== Records to process ==
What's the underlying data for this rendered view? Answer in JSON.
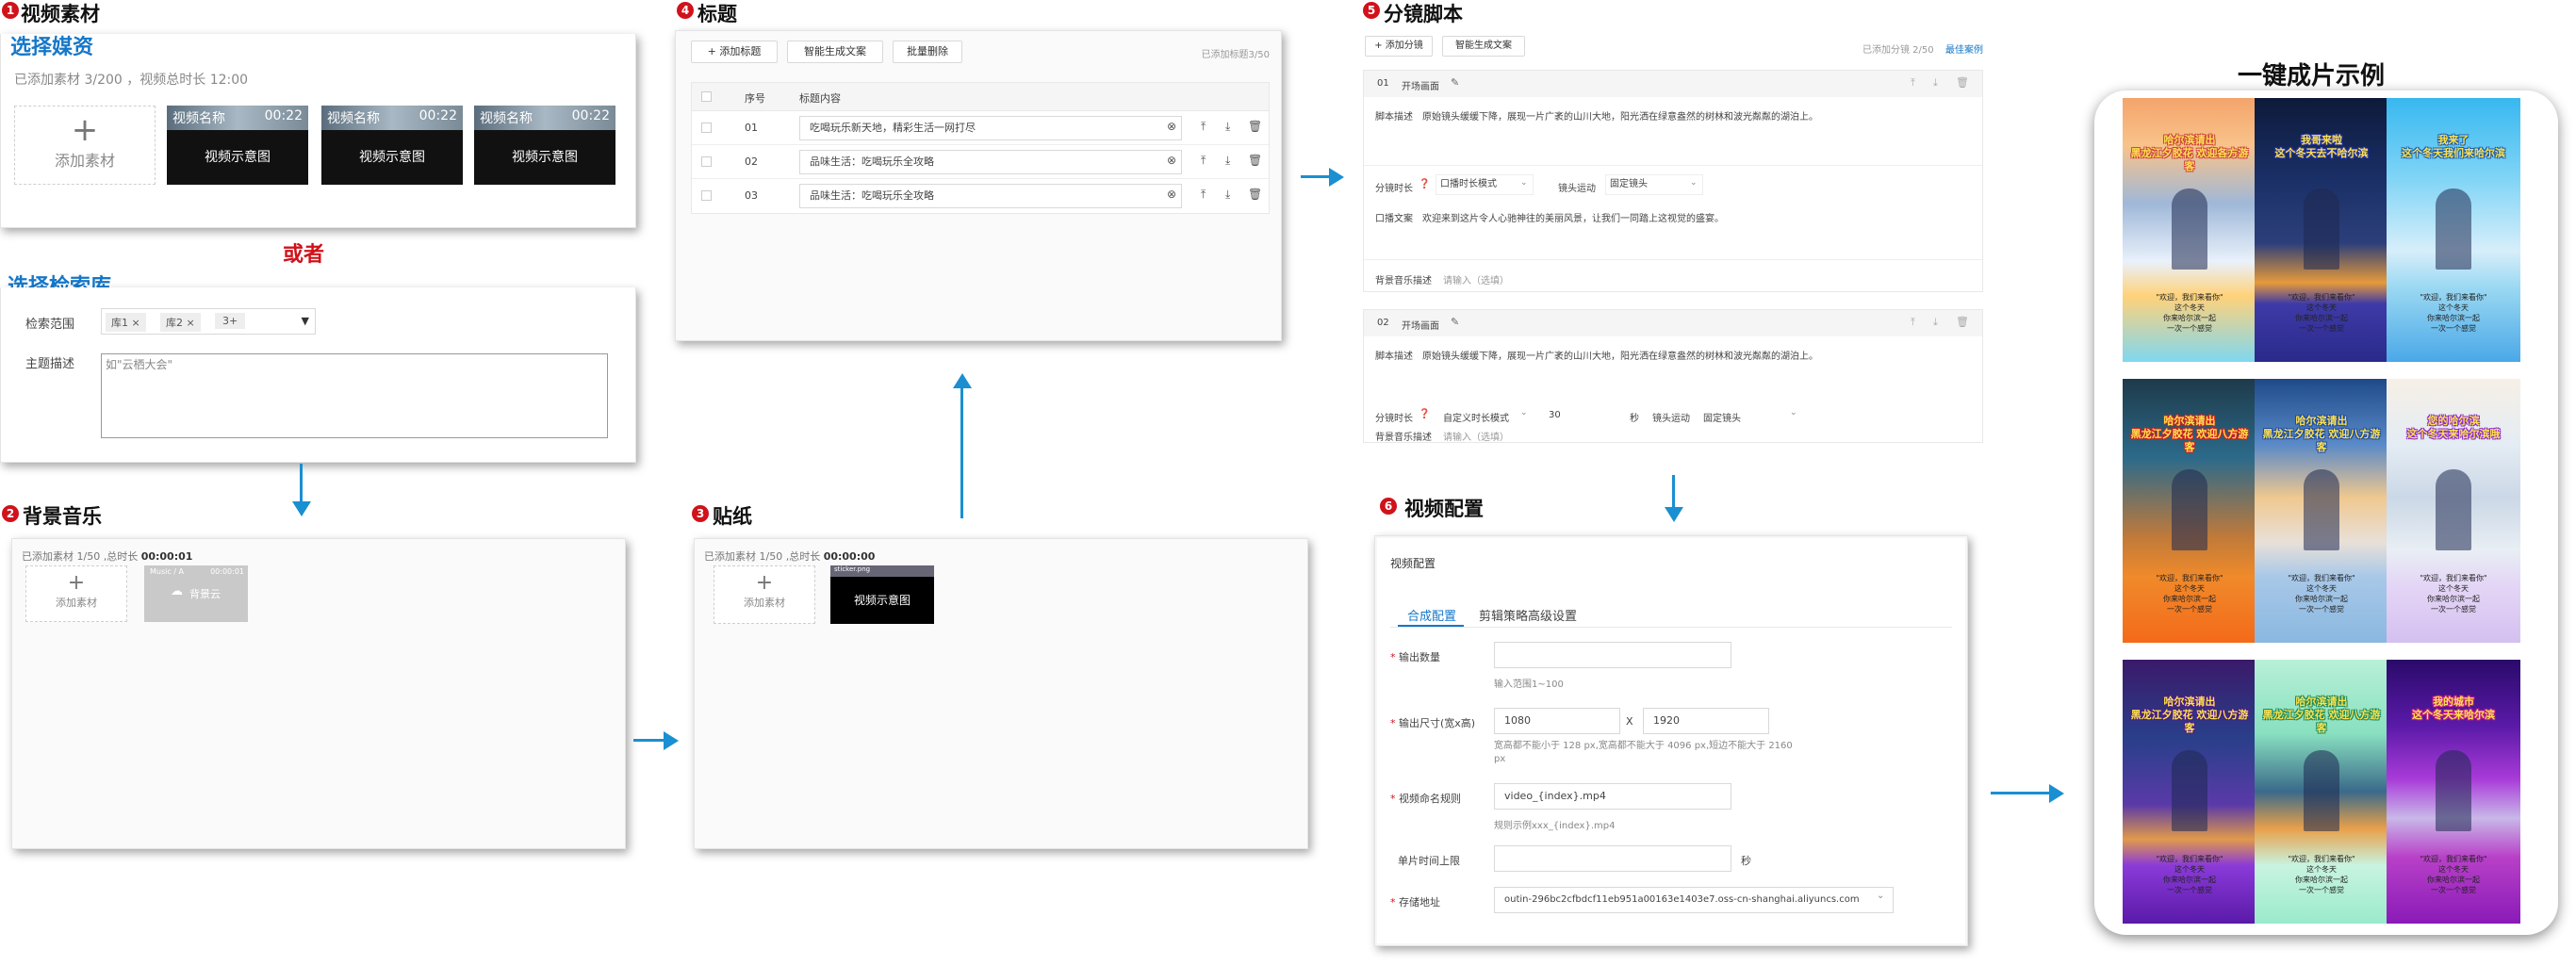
{
  "step1": {
    "badge": "1",
    "title": "视频素材",
    "media_heading": "选择媒资",
    "summary": "已添加素材 3/200 ，视频总时长 12:00",
    "add_label": "添加素材",
    "tiles": [
      {
        "name": "视频名称",
        "duration": "00:22",
        "caption": "视频示意图"
      },
      {
        "name": "视频名称",
        "duration": "00:22",
        "caption": "视频示意图"
      },
      {
        "name": "视频名称",
        "duration": "00:22",
        "caption": "视频示意图"
      }
    ],
    "or_text": "或者",
    "library_heading": "选择检索库",
    "scope_label": "检索范围",
    "scope_tags": [
      "库1 ×",
      "库2 ×",
      "3+"
    ],
    "topic_label": "主题描述",
    "topic_placeholder": "如\"云栖大会\""
  },
  "step2": {
    "badge": "2",
    "title": "背景音乐",
    "summary_prefix": "已添加素材 1/50 ,总时长 ",
    "summary_duration": "00:00:01",
    "add_label": "添加素材",
    "tile_title": "Music / A",
    "tile_duration": "00:00:01",
    "tile_caption": "背景云"
  },
  "step3": {
    "badge": "3",
    "title": "贴纸",
    "summary_prefix": "已添加素材 1/50 ,总时长 ",
    "summary_duration": "00:00:00",
    "add_label": "添加素材",
    "tile_title": "sticker.png",
    "tile_caption": "视频示意图"
  },
  "step4": {
    "badge": "4",
    "title": "标题",
    "buttons": [
      "+ 添加标题",
      "智能生成文案",
      "批量删除"
    ],
    "count": "已添加标题3/50",
    "col_index": "序号",
    "col_content": "标题内容",
    "rows": [
      {
        "index": "01",
        "text": "吃喝玩乐新天地，精彩生活一网打尽"
      },
      {
        "index": "02",
        "text": "品味生活：吃喝玩乐全攻略"
      },
      {
        "index": "03",
        "text": "品味生活：吃喝玩乐全攻略"
      }
    ]
  },
  "step5": {
    "badge": "5",
    "title": "分镜脚本",
    "add_btn": "+ 添加分镜",
    "ai_btn": "智能生成文案",
    "count": "已添加分镜 2/50",
    "best_link": "最佳案例",
    "shots": [
      {
        "no": "01",
        "name": "开场画面",
        "desc_label": "脚本描述",
        "desc": "原始镜头缓缓下降，展现一片广袤的山川大地，阳光洒在绿意盎然的树林和波光粼粼的湖泊上。",
        "duration_label": "分镜时长",
        "duration_mode": "口播时长模式",
        "camera_label": "镜头运动",
        "camera_value": "固定镜头",
        "voice_label": "口播文案",
        "voice_text": "欢迎来到这片令人心驰神往的美丽风景，让我们一同踏上这视觉的盛宴。",
        "bgm_label": "背景音乐描述",
        "bgm_placeholder": "请输入（选填）"
      },
      {
        "no": "02",
        "name": "开场画面",
        "desc_label": "脚本描述",
        "desc": "原始镜头缓缓下降，展现一片广袤的山川大地，阳光洒在绿意盎然的树林和波光粼粼的湖泊上。",
        "duration_label": "分镜时长",
        "duration_mode": "自定义时长模式",
        "duration_value": "30",
        "duration_unit": "秒",
        "camera_label": "镜头运动",
        "camera_value": "固定镜头",
        "bgm_label": "背景音乐描述",
        "bgm_placeholder": "请输入（选填）"
      }
    ]
  },
  "step6": {
    "badge": "6",
    "title": "视频配置",
    "panel_title": "视频配置",
    "tabs": [
      "合成配置",
      "剪辑策略高级设置"
    ],
    "fields": {
      "count_label": "输出数量",
      "count_hint": "输入范围1~100",
      "size_label": "输出尺寸(宽x高)",
      "width": "1080",
      "times": "X",
      "height": "1920",
      "size_hint": "宽高都不能小于 128 px,宽高都不能大于 4096 px,短边不能大于 2160 px",
      "naming_label": "视频命名规则",
      "naming_value": "video_{index}.mp4",
      "naming_hint": "规则示例xxx_{index}.mp4",
      "maxlen_label": "单片时间上限",
      "maxlen_unit": "秒",
      "storage_label": "存储地址",
      "storage_value": "outin-296bc2cfbdcf11eb951a00163e1403e7.oss-cn-shanghai.aliyuncs.com"
    }
  },
  "gallery": {
    "title": "一键成片示例",
    "posters": [
      {
        "title": "哈尔滨请出\n黑龙江夕胶花 欢迎各方游客",
        "style": "snow-sunset"
      },
      {
        "title": "我哥来啦\n这个冬天去不哈尔滨",
        "style": "night-church"
      },
      {
        "title": "我来了\n这个冬天我们来哈尔滨",
        "style": "blue-sky"
      },
      {
        "title": "哈尔滨请出\n黑龙江夕胶花 欢迎八方游客",
        "style": "church-orange"
      },
      {
        "title": "哈尔滨请出\n黑龙江夕胶花 欢迎八方游客",
        "style": "mountain-sun"
      },
      {
        "title": "您的哈尔滨\n这个冬天来哈尔滨哦",
        "style": "snow-tree"
      },
      {
        "title": "哈尔滨请出\n黑龙江夕胶花 欢迎八方游客",
        "style": "church-purple"
      },
      {
        "title": "哈尔滨请出\n黑龙江夕胶花 欢迎八方游客",
        "style": "church-green"
      },
      {
        "title": "我的城市\n这个冬天来哈尔滨",
        "style": "mountain-purple"
      }
    ],
    "poster_sub": "\"欢迎，我们来看你\"\n这个冬天\n你来哈尔滨一起\n一次一个感觉"
  }
}
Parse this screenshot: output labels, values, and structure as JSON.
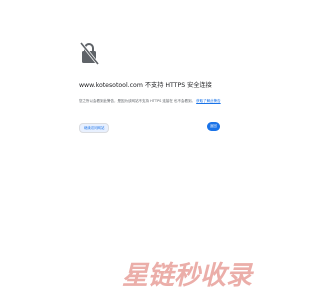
{
  "interstitial": {
    "icon": "no-https-lock-icon",
    "title": "www.kotesotool.com 不支持 HTTPS 安全连接",
    "explanation": "您之所以会看到此警告，是因为该网站不支持 HTTPS 连接在 也不会看到。",
    "learn_more_label": "获取了解此警告",
    "continue_label": "继续访问网站",
    "back_label": "返回"
  },
  "watermark": {
    "text": "星链秒收录"
  },
  "colors": {
    "primary_blue": "#1a73e8",
    "title_text": "#202124",
    "body_text": "#5f6368",
    "watermark": "#e8a09b"
  }
}
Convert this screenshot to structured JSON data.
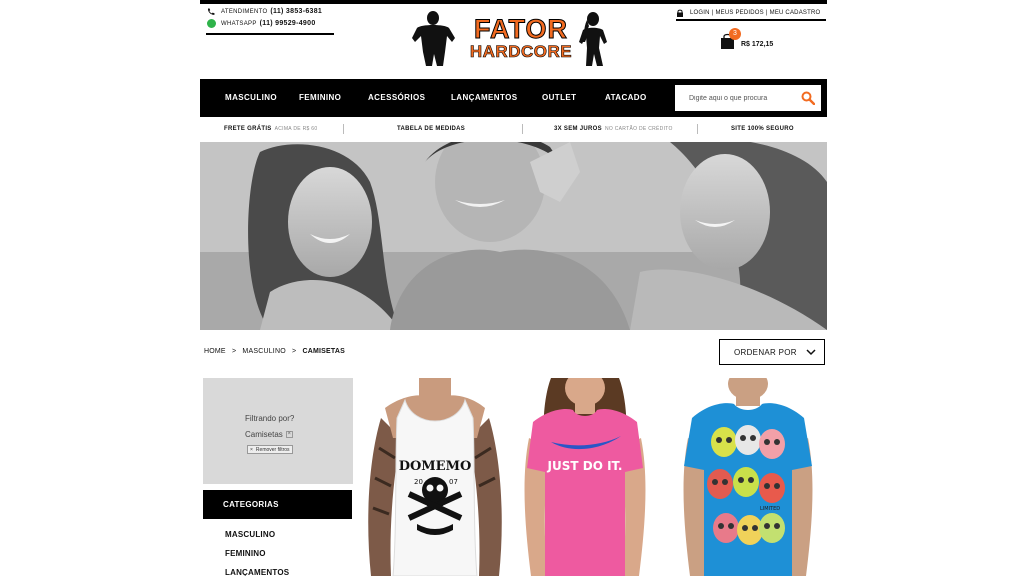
{
  "contact": {
    "phone_label": "ATENDIMENTO",
    "phone_number": "(11) 3853-6381",
    "whatsapp_label": "WHATSAPP",
    "whatsapp_number": "(11) 99529-4900"
  },
  "brand": {
    "line1": "FATOR",
    "line2": "HARDCORE"
  },
  "account": {
    "login": "LOGIN",
    "orders": "MEUS PEDIDOS",
    "register": "MEU CADASTRO",
    "separator": "|"
  },
  "cart": {
    "count": "3",
    "total": "R$ 172,15"
  },
  "nav": {
    "items": [
      "MASCULINO",
      "FEMININO",
      "ACESSÓRIOS",
      "LANÇAMENTOS",
      "OUTLET",
      "ATACADO"
    ],
    "search_placeholder": "Digite aqui o que procura"
  },
  "info_bar": {
    "free_shipping": "FRETE GRÁTIS",
    "free_shipping_note": "ACIMA DE R$ 60",
    "size_table": "TABELA DE MEDIDAS",
    "installments": "3X SEM JUROS",
    "installments_note": "NO CARTÃO DE CRÉDITO",
    "secure_site": "SITE 100% SEGURO"
  },
  "breadcrumb": {
    "home": "HOME",
    "section": "MASCULINO",
    "current": "CAMISETAS",
    "separator": ">"
  },
  "sort": {
    "label": "ORDENAR POR"
  },
  "filters": {
    "title": "Filtrando por?",
    "active_filter": "Camisetas",
    "remove_label": "Remover filtros"
  },
  "categories": {
    "header": "CATEGORIAS",
    "items": [
      "MASCULINO",
      "FEMININO",
      "LANÇAMENTOS"
    ]
  },
  "products": {
    "p1_print_line": "DOMEMO",
    "p1_print_year_left": "20",
    "p1_print_year_right": "07",
    "p2_print": "JUST DO IT.",
    "p3_print": "LIMITED"
  },
  "colors": {
    "accent_orange": "#f26b21",
    "nav_black": "#000000",
    "filter_bg": "#d9d9d9",
    "whatsapp_green": "#2fb34a",
    "pink_shirt": "#ee5aa0",
    "blue_shirt": "#1e90d6"
  },
  "icons": [
    "phone-icon",
    "whatsapp-icon",
    "lock-icon",
    "shopping-bag-icon",
    "search-icon",
    "chevron-down-icon",
    "close-icon"
  ]
}
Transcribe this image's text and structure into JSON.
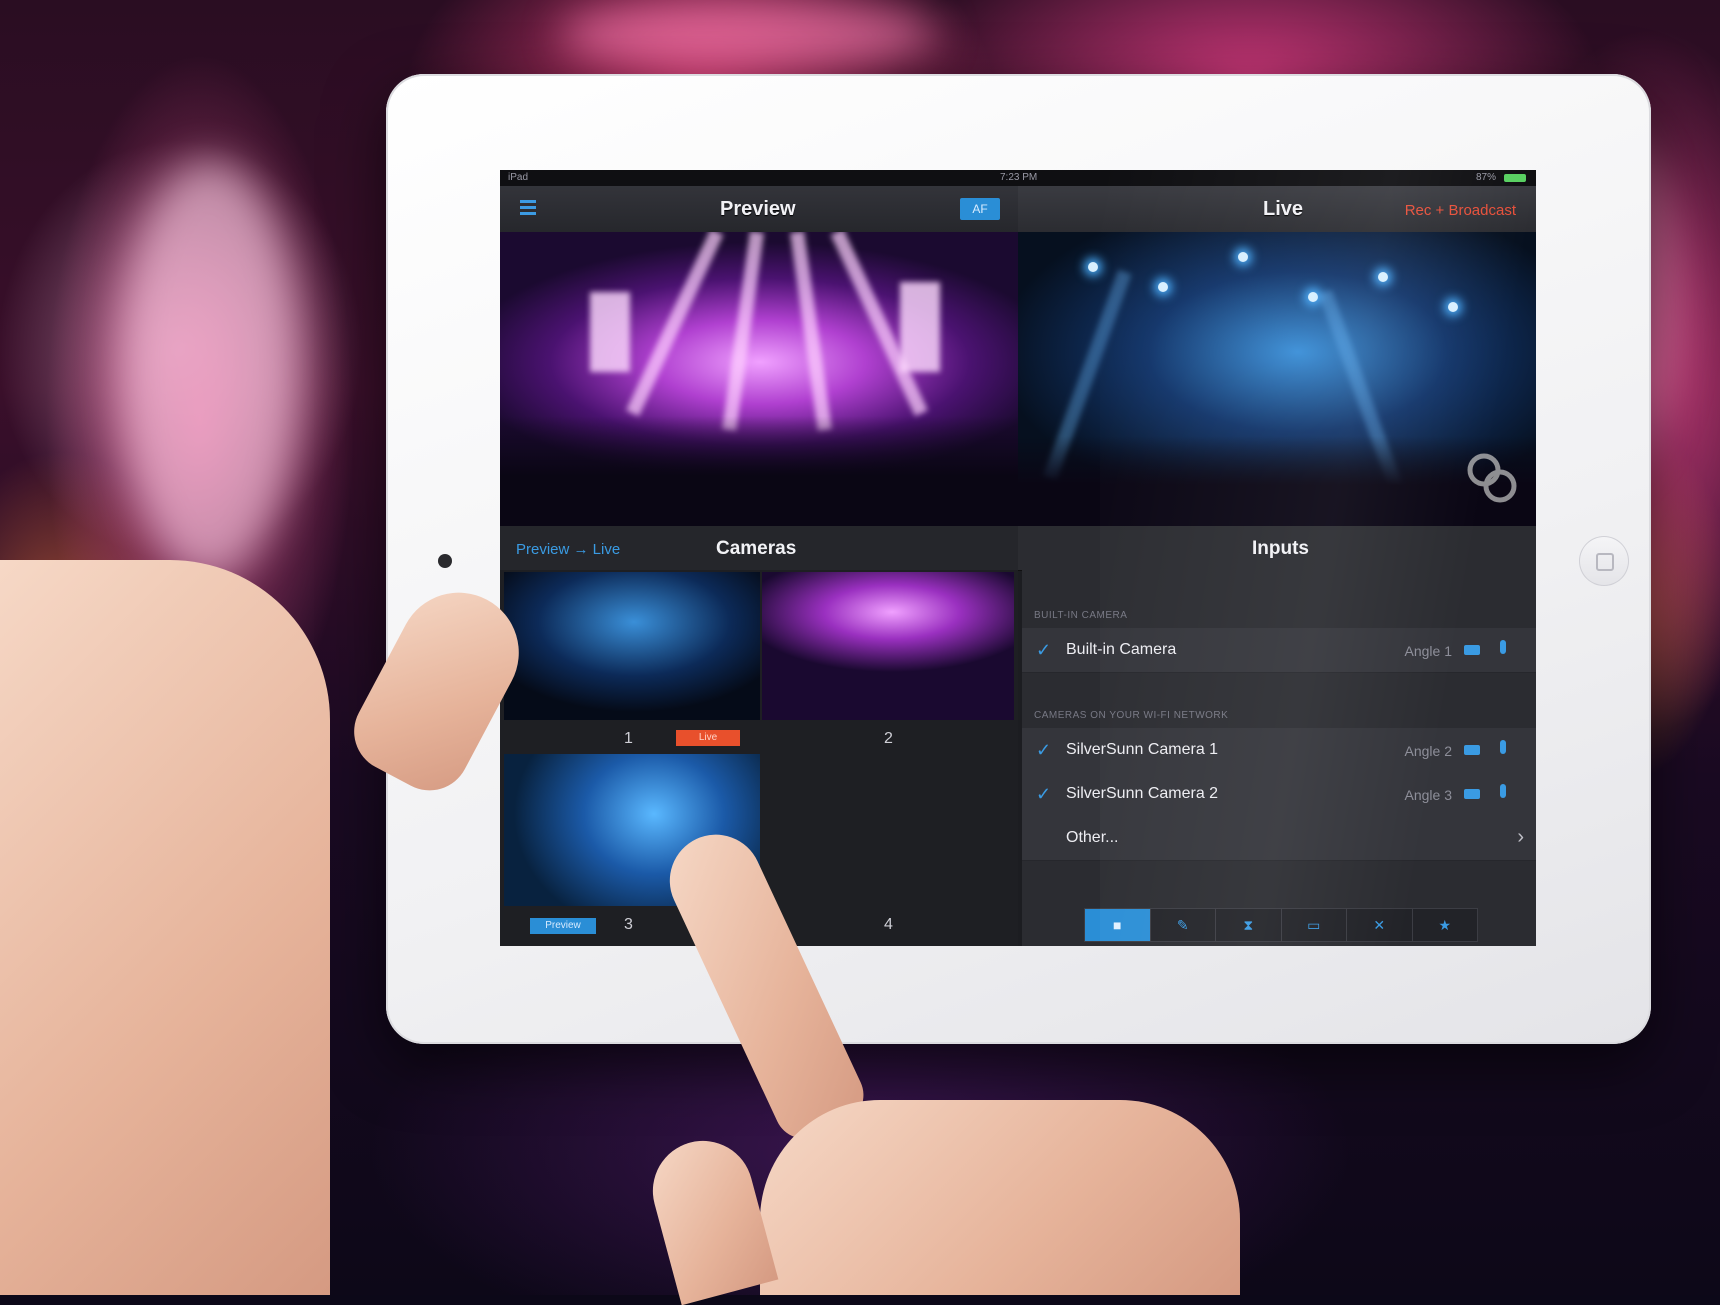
===
Objective. Using the listing above, state the number of lines that hold "mountain", with no other text.

Answer for the task. 2